WHAT IS EXPECTED:
Make an exact transcription of the material, leaving out all images.

(Entries from a dataset)
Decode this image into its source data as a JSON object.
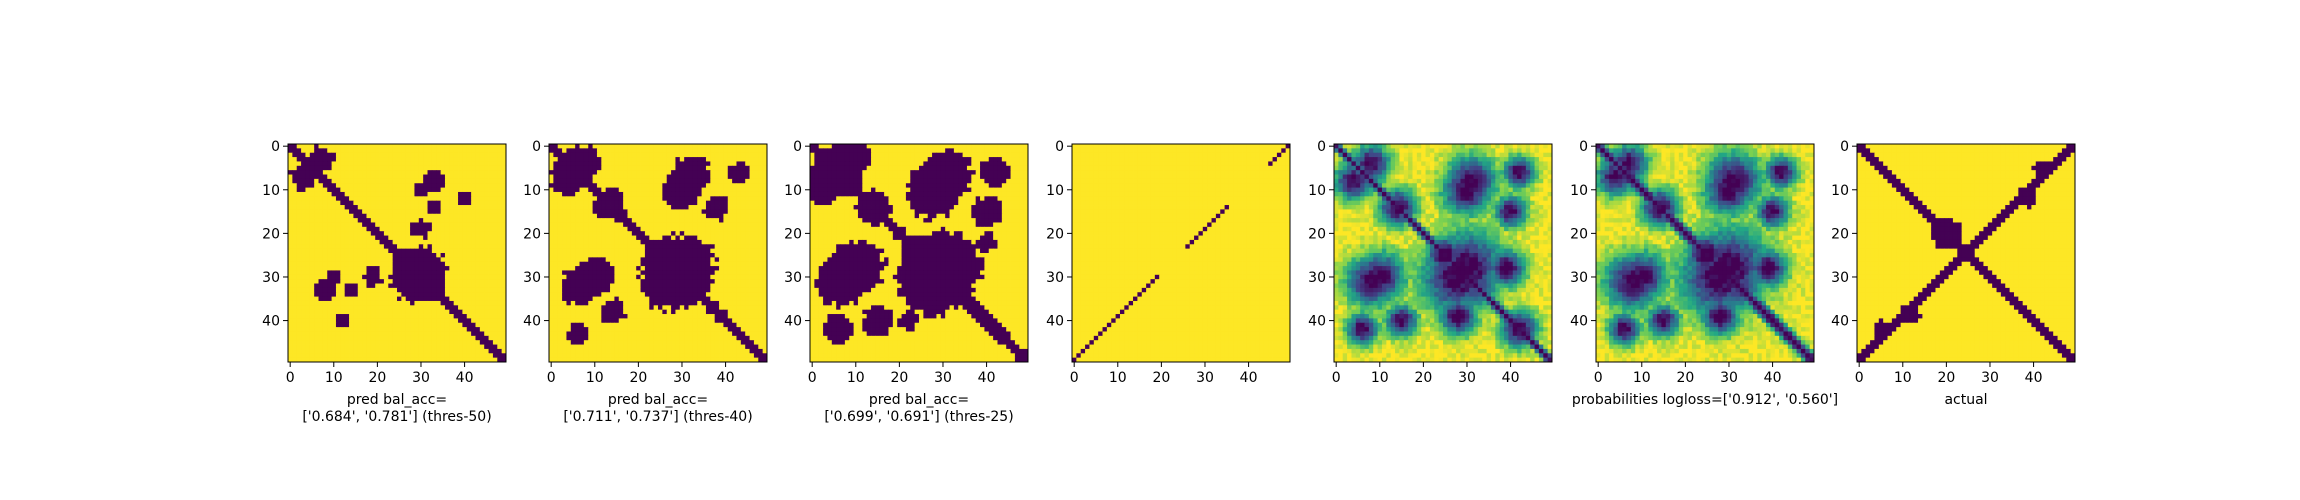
{
  "colors": {
    "viridis": [
      "#440154",
      "#414487",
      "#2a788e",
      "#22a884",
      "#7ad151",
      "#fde725"
    ]
  },
  "chart_data": [
    {
      "type": "heatmap",
      "render": "binary",
      "size": 50,
      "xticks": [
        0,
        10,
        20,
        30,
        40
      ],
      "yticks": [
        0,
        10,
        20,
        30,
        40
      ],
      "xlabel_lines": [
        "pred bal_acc=",
        "['0.684', '0.781'] (thres-50)"
      ],
      "main_diag_halfwidth": 1.8,
      "blobs": [
        [
          30,
          29,
          5.0
        ],
        [
          3,
          7,
          2.5
        ],
        [
          14,
          33,
          1.6
        ],
        [
          10,
          30,
          1.5
        ],
        [
          33,
          8,
          2.0
        ],
        [
          40,
          12,
          1.5
        ],
        [
          30,
          19,
          1.8
        ]
      ],
      "cross": null,
      "anti_diag_segments": []
    },
    {
      "type": "heatmap",
      "render": "binary",
      "size": 50,
      "xticks": [
        0,
        10,
        20,
        30,
        40
      ],
      "yticks": [
        0,
        10,
        20,
        30,
        40
      ],
      "xlabel_lines": [
        "pred bal_acc=",
        "['0.711', '0.737'] (thres-40)"
      ],
      "main_diag_halfwidth": 2.2,
      "blobs": [
        [
          30,
          28,
          6.5
        ],
        [
          4,
          7,
          3.5
        ],
        [
          10,
          30,
          4.0
        ],
        [
          14,
          12,
          2.5
        ],
        [
          32,
          7,
          4.0
        ],
        [
          38,
          14,
          2.5
        ],
        [
          25,
          26,
          3.0
        ],
        [
          6,
          43,
          2.0
        ]
      ],
      "cross": null,
      "anti_diag_segments": []
    },
    {
      "type": "heatmap",
      "render": "binary",
      "size": 50,
      "xticks": [
        0,
        10,
        20,
        30,
        40
      ],
      "yticks": [
        0,
        10,
        20,
        30,
        40
      ],
      "xlabel_lines": [
        "pred bal_acc=",
        "['0.699', '0.691'] (thres-25)"
      ],
      "main_diag_halfwidth": 2.5,
      "blobs": [
        [
          30,
          28,
          7.5
        ],
        [
          3,
          8,
          4.5
        ],
        [
          10,
          28,
          5.5
        ],
        [
          14,
          14,
          3.5
        ],
        [
          31,
          7,
          5.0
        ],
        [
          40,
          15,
          3.0
        ],
        [
          25,
          25,
          4.0
        ],
        [
          6,
          42,
          3.0
        ],
        [
          22,
          40,
          2.0
        ]
      ],
      "cross": null,
      "anti_diag_segments": []
    },
    {
      "type": "heatmap",
      "render": "binary",
      "size": 50,
      "xticks": [
        0,
        10,
        20,
        30,
        40
      ],
      "yticks": [
        0,
        10,
        20,
        30,
        40
      ],
      "xlabel_lines": [],
      "main_diag_halfwidth": 0,
      "blobs": [],
      "cross": null,
      "anti_diag_segments": [
        [
          0,
          15
        ],
        [
          15,
          20
        ],
        [
          26,
          36
        ],
        [
          45,
          50
        ]
      ]
    },
    {
      "type": "heatmap",
      "render": "continuous",
      "size": 50,
      "xticks": [
        0,
        10,
        20,
        30,
        40
      ],
      "yticks": [
        0,
        10,
        20,
        30,
        40
      ],
      "xlabel_lines": [],
      "main_diag_halfwidth": 1.5,
      "blobs": [
        [
          30,
          28,
          6.0
        ],
        [
          4,
          8,
          3.0
        ],
        [
          10,
          30,
          4.0
        ],
        [
          14,
          14,
          3.0
        ],
        [
          31,
          8,
          4.0
        ],
        [
          40,
          15,
          2.5
        ],
        [
          25,
          25,
          3.0
        ],
        [
          6,
          42,
          2.5
        ],
        [
          28,
          39,
          3.0
        ],
        [
          42,
          42,
          3.0
        ]
      ],
      "cross": null,
      "anti_diag_segments": []
    },
    {
      "type": "heatmap",
      "render": "continuous",
      "size": 50,
      "xticks": [
        0,
        10,
        20,
        30,
        40
      ],
      "yticks": [
        0,
        10,
        20,
        30,
        40
      ],
      "xlabel_lines": [
        "probabilities logloss=['0.912', '0.560']"
      ],
      "main_diag_halfwidth": 2.0,
      "blobs": [
        [
          30,
          28,
          6.5
        ],
        [
          4,
          7,
          3.0
        ],
        [
          10,
          30,
          4.0
        ],
        [
          14,
          14,
          3.0
        ],
        [
          31,
          8,
          4.5
        ],
        [
          40,
          15,
          2.5
        ],
        [
          25,
          25,
          3.5
        ],
        [
          6,
          42,
          2.5
        ],
        [
          28,
          39,
          3.0
        ]
      ],
      "cross": null,
      "anti_diag_segments": []
    },
    {
      "type": "heatmap",
      "render": "binary",
      "size": 50,
      "xticks": [
        0,
        10,
        20,
        30,
        40
      ],
      "yticks": [
        0,
        10,
        20,
        30,
        40
      ],
      "xlabel_lines": [
        "actual"
      ],
      "main_diag_halfwidth": 2.0,
      "blobs": [
        [
          20,
          20,
          3.0
        ],
        [
          5,
          42,
          1.5
        ],
        [
          38,
          12,
          1.8
        ]
      ],
      "cross": 2.0,
      "anti_diag_segments": []
    }
  ]
}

THE OUTPUT:
Decode this image into its source data as a JSON object.
{
  "colors": {
    "viridis": [
      "#440154",
      "#414487",
      "#2a788e",
      "#22a884",
      "#7ad151",
      "#fde725"
    ]
  },
  "chart_data": [
    {
      "type": "heatmap",
      "render": "binary",
      "size": 50,
      "xticks": [
        0,
        10,
        20,
        30,
        40
      ],
      "yticks": [
        0,
        10,
        20,
        30,
        40
      ],
      "xlabel_lines": [
        "pred bal_acc=",
        "['0.684', '0.781'] (thres-50)"
      ],
      "main_diag_halfwidth": 1.8,
      "blobs": [
        [
          30,
          29,
          5.0
        ],
        [
          3,
          7,
          2.5
        ],
        [
          14,
          33,
          1.6
        ],
        [
          10,
          30,
          1.5
        ],
        [
          33,
          8,
          2.0
        ],
        [
          40,
          12,
          1.5
        ],
        [
          30,
          19,
          1.8
        ]
      ],
      "cross": null,
      "anti_diag_segments": []
    },
    {
      "type": "heatmap",
      "render": "binary",
      "size": 50,
      "xticks": [
        0,
        10,
        20,
        30,
        40
      ],
      "yticks": [
        0,
        10,
        20,
        30,
        40
      ],
      "xlabel_lines": [
        "pred bal_acc=",
        "['0.711', '0.737'] (thres-40)"
      ],
      "main_diag_halfwidth": 2.2,
      "blobs": [
        [
          30,
          28,
          6.5
        ],
        [
          4,
          7,
          3.5
        ],
        [
          10,
          30,
          4.0
        ],
        [
          14,
          12,
          2.5
        ],
        [
          32,
          7,
          4.0
        ],
        [
          38,
          14,
          2.5
        ],
        [
          25,
          26,
          3.0
        ],
        [
          6,
          43,
          2.0
        ]
      ],
      "cross": null,
      "anti_diag_segments": []
    },
    {
      "type": "heatmap",
      "render": "binary",
      "size": 50,
      "xticks": [
        0,
        10,
        20,
        30,
        40
      ],
      "yticks": [
        0,
        10,
        20,
        30,
        40
      ],
      "xlabel_lines": [
        "pred bal_acc=",
        "['0.699', '0.691'] (thres-25)"
      ],
      "main_diag_halfwidth": 2.5,
      "blobs": [
        [
          30,
          28,
          7.5
        ],
        [
          3,
          8,
          4.5
        ],
        [
          10,
          28,
          5.5
        ],
        [
          14,
          14,
          3.5
        ],
        [
          31,
          7,
          5.0
        ],
        [
          40,
          15,
          3.0
        ],
        [
          25,
          25,
          4.0
        ],
        [
          6,
          42,
          3.0
        ],
        [
          22,
          40,
          2.0
        ]
      ],
      "cross": null,
      "anti_diag_segments": []
    },
    {
      "type": "heatmap",
      "render": "binary",
      "size": 50,
      "xticks": [
        0,
        10,
        20,
        30,
        40
      ],
      "yticks": [
        0,
        10,
        20,
        30,
        40
      ],
      "xlabel_lines": [],
      "main_diag_halfwidth": 0,
      "blobs": [],
      "cross": null,
      "anti_diag_segments": [
        [
          0,
          15
        ],
        [
          15,
          20
        ],
        [
          26,
          36
        ],
        [
          45,
          50
        ]
      ]
    },
    {
      "type": "heatmap",
      "render": "continuous",
      "size": 50,
      "xticks": [
        0,
        10,
        20,
        30,
        40
      ],
      "yticks": [
        0,
        10,
        20,
        30,
        40
      ],
      "xlabel_lines": [],
      "main_diag_halfwidth": 1.5,
      "blobs": [
        [
          30,
          28,
          6.0
        ],
        [
          4,
          8,
          3.0
        ],
        [
          10,
          30,
          4.0
        ],
        [
          14,
          14,
          3.0
        ],
        [
          31,
          8,
          4.0
        ],
        [
          40,
          15,
          2.5
        ],
        [
          25,
          25,
          3.0
        ],
        [
          6,
          42,
          2.5
        ],
        [
          28,
          39,
          3.0
        ],
        [
          42,
          42,
          3.0
        ]
      ],
      "cross": null,
      "anti_diag_segments": []
    },
    {
      "type": "heatmap",
      "render": "continuous",
      "size": 50,
      "xticks": [
        0,
        10,
        20,
        30,
        40
      ],
      "yticks": [
        0,
        10,
        20,
        30,
        40
      ],
      "xlabel_lines": [
        "probabilities logloss=['0.912', '0.560']"
      ],
      "main_diag_halfwidth": 2.0,
      "blobs": [
        [
          30,
          28,
          6.5
        ],
        [
          4,
          7,
          3.0
        ],
        [
          10,
          30,
          4.0
        ],
        [
          14,
          14,
          3.0
        ],
        [
          31,
          8,
          4.5
        ],
        [
          40,
          15,
          2.5
        ],
        [
          25,
          25,
          3.5
        ],
        [
          6,
          42,
          2.5
        ],
        [
          28,
          39,
          3.0
        ]
      ],
      "cross": null,
      "anti_diag_segments": []
    },
    {
      "type": "heatmap",
      "render": "binary",
      "size": 50,
      "xticks": [
        0,
        10,
        20,
        30,
        40
      ],
      "yticks": [
        0,
        10,
        20,
        30,
        40
      ],
      "xlabel_lines": [
        "actual"
      ],
      "main_diag_halfwidth": 2.0,
      "blobs": [
        [
          20,
          20,
          3.0
        ],
        [
          5,
          42,
          1.5
        ],
        [
          38,
          12,
          1.8
        ]
      ],
      "cross": 2.0,
      "anti_diag_segments": []
    }
  ]
}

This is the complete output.